> **What is being asked**
Render every line from the first one through the line containing "data-point bbox=[629, 365, 637, 373]", inclusive, as a Markdown table with the columns Row and Entry. Number each row, and leave out any blank lines.

> **Record excerpts**
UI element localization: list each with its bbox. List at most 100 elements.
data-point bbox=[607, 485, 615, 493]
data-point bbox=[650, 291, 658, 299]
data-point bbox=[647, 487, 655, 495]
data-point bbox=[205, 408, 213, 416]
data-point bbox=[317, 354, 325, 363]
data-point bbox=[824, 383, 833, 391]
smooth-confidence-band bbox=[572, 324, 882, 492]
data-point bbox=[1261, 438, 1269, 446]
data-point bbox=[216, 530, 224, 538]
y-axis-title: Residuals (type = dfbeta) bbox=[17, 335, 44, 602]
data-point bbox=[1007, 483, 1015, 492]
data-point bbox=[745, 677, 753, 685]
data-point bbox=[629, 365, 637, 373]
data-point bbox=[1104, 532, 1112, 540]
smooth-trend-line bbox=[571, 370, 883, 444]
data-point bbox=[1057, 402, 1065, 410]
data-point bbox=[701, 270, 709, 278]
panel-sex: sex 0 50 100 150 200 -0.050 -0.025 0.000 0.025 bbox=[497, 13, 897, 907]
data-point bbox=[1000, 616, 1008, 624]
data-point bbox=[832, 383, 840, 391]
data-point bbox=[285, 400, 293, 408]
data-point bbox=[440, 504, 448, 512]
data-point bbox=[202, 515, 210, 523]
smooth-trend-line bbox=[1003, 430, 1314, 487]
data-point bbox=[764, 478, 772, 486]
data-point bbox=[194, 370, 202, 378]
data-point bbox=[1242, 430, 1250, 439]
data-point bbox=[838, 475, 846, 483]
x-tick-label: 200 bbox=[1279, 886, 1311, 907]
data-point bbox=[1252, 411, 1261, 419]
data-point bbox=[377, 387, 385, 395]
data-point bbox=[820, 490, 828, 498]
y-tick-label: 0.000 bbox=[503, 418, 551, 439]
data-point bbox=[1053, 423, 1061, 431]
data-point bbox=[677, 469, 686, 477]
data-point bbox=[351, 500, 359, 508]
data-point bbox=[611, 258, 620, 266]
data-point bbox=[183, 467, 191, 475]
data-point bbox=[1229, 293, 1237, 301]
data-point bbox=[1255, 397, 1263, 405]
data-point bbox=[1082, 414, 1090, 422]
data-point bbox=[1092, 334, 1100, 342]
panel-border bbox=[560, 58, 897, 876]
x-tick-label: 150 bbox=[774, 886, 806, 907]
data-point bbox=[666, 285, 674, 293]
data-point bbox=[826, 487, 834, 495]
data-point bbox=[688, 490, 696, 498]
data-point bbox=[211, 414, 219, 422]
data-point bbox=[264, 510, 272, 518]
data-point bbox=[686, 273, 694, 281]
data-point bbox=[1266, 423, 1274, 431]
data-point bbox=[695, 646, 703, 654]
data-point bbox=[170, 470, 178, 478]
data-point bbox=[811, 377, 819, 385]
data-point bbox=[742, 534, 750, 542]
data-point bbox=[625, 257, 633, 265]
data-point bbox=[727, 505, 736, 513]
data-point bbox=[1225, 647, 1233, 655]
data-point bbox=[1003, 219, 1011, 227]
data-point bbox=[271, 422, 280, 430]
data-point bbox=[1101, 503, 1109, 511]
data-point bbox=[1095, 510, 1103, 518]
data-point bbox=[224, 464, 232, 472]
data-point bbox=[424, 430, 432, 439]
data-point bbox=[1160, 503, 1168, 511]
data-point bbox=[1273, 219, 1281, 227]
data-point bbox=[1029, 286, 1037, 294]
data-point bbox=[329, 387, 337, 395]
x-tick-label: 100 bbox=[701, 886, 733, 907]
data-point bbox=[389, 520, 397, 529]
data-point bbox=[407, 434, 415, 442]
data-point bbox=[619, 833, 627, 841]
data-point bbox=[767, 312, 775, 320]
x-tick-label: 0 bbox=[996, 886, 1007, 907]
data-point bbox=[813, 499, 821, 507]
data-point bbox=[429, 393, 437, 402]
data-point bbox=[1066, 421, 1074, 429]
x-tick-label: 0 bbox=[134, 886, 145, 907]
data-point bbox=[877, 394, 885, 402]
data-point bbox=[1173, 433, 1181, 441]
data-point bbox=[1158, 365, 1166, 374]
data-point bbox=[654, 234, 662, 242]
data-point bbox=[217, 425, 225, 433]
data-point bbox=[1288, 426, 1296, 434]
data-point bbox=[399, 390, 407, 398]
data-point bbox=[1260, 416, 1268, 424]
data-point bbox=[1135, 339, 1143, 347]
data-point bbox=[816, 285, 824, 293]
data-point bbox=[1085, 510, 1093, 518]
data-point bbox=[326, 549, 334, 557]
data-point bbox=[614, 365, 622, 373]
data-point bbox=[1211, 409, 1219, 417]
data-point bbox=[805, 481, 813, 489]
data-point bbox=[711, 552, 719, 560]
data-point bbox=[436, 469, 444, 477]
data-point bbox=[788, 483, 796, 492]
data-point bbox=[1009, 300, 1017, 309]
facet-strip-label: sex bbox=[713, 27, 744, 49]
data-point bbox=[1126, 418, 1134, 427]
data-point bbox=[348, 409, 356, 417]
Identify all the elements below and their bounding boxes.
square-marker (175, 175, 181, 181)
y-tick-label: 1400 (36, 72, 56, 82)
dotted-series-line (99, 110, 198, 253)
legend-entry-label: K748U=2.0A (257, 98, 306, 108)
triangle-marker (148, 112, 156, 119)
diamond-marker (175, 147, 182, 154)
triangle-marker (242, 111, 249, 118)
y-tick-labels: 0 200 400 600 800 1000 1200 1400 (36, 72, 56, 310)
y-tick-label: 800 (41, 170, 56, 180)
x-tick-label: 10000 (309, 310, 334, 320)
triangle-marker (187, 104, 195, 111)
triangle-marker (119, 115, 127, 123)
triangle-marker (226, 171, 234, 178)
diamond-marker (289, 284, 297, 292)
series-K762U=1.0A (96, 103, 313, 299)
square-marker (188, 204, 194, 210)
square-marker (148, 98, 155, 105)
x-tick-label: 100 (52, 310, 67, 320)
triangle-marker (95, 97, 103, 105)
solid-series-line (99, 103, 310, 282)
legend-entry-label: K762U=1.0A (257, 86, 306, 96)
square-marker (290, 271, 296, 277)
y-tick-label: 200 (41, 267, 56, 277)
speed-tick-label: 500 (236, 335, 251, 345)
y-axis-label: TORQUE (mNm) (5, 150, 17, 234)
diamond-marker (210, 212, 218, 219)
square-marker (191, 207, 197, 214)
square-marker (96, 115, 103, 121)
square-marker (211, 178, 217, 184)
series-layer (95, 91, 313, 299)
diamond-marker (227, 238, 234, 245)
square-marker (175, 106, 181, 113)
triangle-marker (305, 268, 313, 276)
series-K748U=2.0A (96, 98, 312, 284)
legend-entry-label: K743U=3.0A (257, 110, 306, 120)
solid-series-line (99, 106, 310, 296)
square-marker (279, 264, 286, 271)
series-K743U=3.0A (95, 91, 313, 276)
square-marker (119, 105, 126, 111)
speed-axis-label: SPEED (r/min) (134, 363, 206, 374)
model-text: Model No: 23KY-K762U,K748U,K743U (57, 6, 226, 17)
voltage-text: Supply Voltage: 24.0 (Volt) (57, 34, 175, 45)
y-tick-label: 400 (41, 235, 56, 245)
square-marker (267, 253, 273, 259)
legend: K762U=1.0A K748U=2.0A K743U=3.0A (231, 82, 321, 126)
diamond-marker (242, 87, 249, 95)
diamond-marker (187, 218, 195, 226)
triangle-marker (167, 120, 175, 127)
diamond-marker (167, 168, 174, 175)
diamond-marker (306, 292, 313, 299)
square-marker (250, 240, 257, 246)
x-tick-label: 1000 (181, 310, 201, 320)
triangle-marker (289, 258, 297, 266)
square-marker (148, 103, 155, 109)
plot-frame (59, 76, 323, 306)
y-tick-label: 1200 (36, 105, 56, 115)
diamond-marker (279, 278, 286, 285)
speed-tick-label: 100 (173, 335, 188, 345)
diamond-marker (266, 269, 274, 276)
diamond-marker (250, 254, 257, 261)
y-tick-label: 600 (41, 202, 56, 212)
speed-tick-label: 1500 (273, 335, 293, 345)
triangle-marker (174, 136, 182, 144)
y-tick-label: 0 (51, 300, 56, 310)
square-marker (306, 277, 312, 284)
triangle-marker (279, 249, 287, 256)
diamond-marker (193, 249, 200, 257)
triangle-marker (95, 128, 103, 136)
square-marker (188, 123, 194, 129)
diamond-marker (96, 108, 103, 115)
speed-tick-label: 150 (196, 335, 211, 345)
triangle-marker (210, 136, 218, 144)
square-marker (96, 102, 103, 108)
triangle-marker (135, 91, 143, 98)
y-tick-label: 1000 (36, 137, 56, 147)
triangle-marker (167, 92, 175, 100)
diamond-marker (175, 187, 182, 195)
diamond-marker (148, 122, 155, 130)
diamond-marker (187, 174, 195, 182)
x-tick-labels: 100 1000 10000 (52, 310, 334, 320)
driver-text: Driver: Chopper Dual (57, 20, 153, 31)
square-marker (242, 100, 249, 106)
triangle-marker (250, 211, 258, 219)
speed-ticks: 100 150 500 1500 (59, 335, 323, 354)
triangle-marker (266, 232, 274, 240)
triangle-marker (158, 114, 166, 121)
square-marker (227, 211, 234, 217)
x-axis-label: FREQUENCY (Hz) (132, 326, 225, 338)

> **The response**
| Row | Entry |
|---|---|
| 1 | UI element localization: list each with its bbox. List at most 100 elements. |
| 2 | data-point bbox=[607, 485, 615, 493] |
| 3 | data-point bbox=[650, 291, 658, 299] |
| 4 | data-point bbox=[647, 487, 655, 495] |
| 5 | data-point bbox=[205, 408, 213, 416] |
| 6 | data-point bbox=[317, 354, 325, 363] |
| 7 | data-point bbox=[824, 383, 833, 391] |
| 8 | smooth-confidence-band bbox=[572, 324, 882, 492] |
| 9 | data-point bbox=[1261, 438, 1269, 446] |
| 10 | data-point bbox=[216, 530, 224, 538] |
| 11 | y-axis-title: Residuals (type = dfbeta) bbox=[17, 335, 44, 602] |
| 12 | data-point bbox=[1007, 483, 1015, 492] |
| 13 | data-point bbox=[745, 677, 753, 685] |
| 14 | data-point bbox=[629, 365, 637, 373] |